WHAT YOU ARE ASKED TO DO:
Print out each entry below exactly, please.

[Start SOURCE MATERIAL]

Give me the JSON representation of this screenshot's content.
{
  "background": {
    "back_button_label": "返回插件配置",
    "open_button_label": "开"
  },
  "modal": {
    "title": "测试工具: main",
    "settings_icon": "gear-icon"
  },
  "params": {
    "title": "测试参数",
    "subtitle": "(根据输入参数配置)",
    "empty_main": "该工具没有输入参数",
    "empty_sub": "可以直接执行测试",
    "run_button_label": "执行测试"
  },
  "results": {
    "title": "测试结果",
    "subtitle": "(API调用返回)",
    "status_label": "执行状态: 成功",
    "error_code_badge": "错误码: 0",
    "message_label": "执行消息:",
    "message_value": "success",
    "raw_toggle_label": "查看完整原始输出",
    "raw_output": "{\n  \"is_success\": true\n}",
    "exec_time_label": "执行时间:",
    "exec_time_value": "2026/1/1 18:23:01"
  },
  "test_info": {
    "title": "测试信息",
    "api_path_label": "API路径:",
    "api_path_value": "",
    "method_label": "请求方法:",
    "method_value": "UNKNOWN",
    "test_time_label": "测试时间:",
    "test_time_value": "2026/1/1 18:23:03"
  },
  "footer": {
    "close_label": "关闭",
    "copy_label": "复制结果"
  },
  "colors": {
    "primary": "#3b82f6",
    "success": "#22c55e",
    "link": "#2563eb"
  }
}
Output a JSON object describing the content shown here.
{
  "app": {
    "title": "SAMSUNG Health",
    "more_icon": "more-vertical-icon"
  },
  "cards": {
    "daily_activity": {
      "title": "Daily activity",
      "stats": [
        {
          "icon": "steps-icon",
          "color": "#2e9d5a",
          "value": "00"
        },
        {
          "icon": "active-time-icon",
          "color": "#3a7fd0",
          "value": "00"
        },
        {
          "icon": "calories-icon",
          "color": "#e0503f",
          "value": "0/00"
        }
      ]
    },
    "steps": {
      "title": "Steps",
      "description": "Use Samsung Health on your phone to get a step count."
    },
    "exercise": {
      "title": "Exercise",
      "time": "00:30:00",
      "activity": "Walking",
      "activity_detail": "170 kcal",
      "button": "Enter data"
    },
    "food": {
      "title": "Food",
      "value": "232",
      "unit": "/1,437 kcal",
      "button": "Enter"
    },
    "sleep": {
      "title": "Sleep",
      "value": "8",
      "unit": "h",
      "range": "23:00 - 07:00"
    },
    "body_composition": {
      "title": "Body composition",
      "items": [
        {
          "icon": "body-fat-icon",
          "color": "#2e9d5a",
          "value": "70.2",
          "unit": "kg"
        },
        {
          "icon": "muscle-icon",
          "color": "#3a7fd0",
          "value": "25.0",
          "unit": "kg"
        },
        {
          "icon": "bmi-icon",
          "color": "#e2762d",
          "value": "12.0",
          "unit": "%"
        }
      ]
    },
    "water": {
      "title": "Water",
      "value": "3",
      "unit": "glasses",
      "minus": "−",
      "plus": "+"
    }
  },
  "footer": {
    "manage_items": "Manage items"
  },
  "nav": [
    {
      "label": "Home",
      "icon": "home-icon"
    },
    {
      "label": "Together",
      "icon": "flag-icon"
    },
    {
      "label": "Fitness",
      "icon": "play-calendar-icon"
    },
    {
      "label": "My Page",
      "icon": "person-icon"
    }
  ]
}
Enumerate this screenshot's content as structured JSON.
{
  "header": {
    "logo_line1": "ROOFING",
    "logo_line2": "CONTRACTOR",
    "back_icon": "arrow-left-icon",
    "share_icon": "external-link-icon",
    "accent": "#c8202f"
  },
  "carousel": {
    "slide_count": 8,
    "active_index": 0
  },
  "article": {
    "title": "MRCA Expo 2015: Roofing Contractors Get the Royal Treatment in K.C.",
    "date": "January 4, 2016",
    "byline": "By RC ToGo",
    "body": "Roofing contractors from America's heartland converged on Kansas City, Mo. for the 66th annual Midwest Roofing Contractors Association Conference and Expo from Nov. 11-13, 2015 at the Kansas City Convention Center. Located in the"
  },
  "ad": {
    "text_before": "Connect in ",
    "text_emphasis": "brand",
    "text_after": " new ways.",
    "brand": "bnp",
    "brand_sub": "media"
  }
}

[End SOURCE MATERIAL]

ANSWER FOR THE TASK:
Give me the JSON representation of this screenshot's content.
{
  "background": {
    "back_button_label": "返回插件配置",
    "open_button_label": "开"
  },
  "modal": {
    "title": "测试工具: main",
    "settings_icon": "gear-icon"
  },
  "params": {
    "title": "测试参数",
    "subtitle": "(根据输入参数配置)",
    "empty_main": "该工具没有输入参数",
    "empty_sub": "可以直接执行测试",
    "run_button_label": "执行测试"
  },
  "results": {
    "title": "测试结果",
    "subtitle": "(API调用返回)",
    "status_label": "执行状态: 成功",
    "error_code_badge": "错误码: 0",
    "message_label": "执行消息:",
    "message_value": "success",
    "raw_toggle_label": "查看完整原始输出",
    "raw_output": "{\n  \"is_success\": true\n}",
    "exec_time_label": "执行时间:",
    "exec_time_value": "2026/1/1 18:23:01"
  },
  "test_info": {
    "title": "测试信息",
    "api_path_label": "API路径:",
    "api_path_value": "",
    "method_label": "请求方法:",
    "method_value": "UNKNOWN",
    "test_time_label": "测试时间:",
    "test_time_value": "2026/1/1 18:23:03"
  },
  "footer": {
    "close_label": "关闭",
    "copy_label": "复制结果"
  },
  "colors": {
    "primary": "#3b82f6",
    "success": "#22c55e",
    "link": "#2563eb"
  }
}
Output a JSON object describing the content shown here.
{
  "app": {
    "title": "SAMSUNG Health",
    "more_icon": "more-vertical-icon"
  },
  "cards": {
    "daily_activity": {
      "title": "Daily activity",
      "stats": [
        {
          "icon": "steps-icon",
          "color": "#2e9d5a",
          "value": "00"
        },
        {
          "icon": "active-time-icon",
          "color": "#3a7fd0",
          "value": "00"
        },
        {
          "icon": "calories-icon",
          "color": "#e0503f",
          "value": "0/00"
        }
      ]
    },
    "steps": {
      "title": "Steps",
      "description": "Use Samsung Health on your phone to get a step count."
    },
    "exercise": {
      "title": "Exercise",
      "time": "00:30:00",
      "activity": "Walking",
      "activity_detail": "170 kcal",
      "button": "Enter data"
    },
    "food": {
      "title": "Food",
      "value": "232",
      "unit": "/1,437 kcal",
      "button": "Enter"
    },
    "sleep": {
      "title": "Sleep",
      "value": "8",
      "unit": "h",
      "range": "23:00 - 07:00"
    },
    "body_composition": {
      "title": "Body composition",
      "items": [
        {
          "icon": "body-fat-icon",
          "color": "#2e9d5a",
          "value": "70.2",
          "unit": "kg"
        },
        {
          "icon": "muscle-icon",
          "color": "#3a7fd0",
          "value": "25.0",
          "unit": "kg"
        },
        {
          "icon": "bmi-icon",
          "color": "#e2762d",
          "value": "12.0",
          "unit": "%"
        }
      ]
    },
    "water": {
      "title": "Water",
      "value": "3",
      "unit": "glasses",
      "minus": "−",
      "plus": "+"
    }
  },
  "footer": {
    "manage_items": "Manage items"
  },
  "nav": [
    {
      "label": "Home",
      "icon": "home-icon"
    },
    {
      "label": "Together",
      "icon": "flag-icon"
    },
    {
      "label": "Fitness",
      "icon": "play-calendar-icon"
    },
    {
      "label": "My Page",
      "icon": "person-icon"
    }
  ]
}
Enumerate this screenshot's content as structured JSON.
{
  "header": {
    "logo_line1": "ROOFING",
    "logo_line2": "CONTRACTOR",
    "back_icon": "arrow-left-icon",
    "share_icon": "external-link-icon",
    "accent": "#c8202f"
  },
  "carousel": {
    "slide_count": 8,
    "active_index": 0
  },
  "article": {
    "title": "MRCA Expo 2015: Roofing Contractors Get the Royal Treatment in K.C.",
    "date": "January 4, 2016",
    "byline": "By RC ToGo",
    "body": "Roofing contractors from America's heartland converged on Kansas City, Mo. for the 66th annual Midwest Roofing Contractors Association Conference and Expo from Nov. 11-13, 2015 at the Kansas City Convention Center. Located in the"
  },
  "ad": {
    "text_before": "Connect in ",
    "text_emphasis": "brand",
    "text_after": " new ways.",
    "brand": "bnp",
    "brand_sub": "media"
  }
}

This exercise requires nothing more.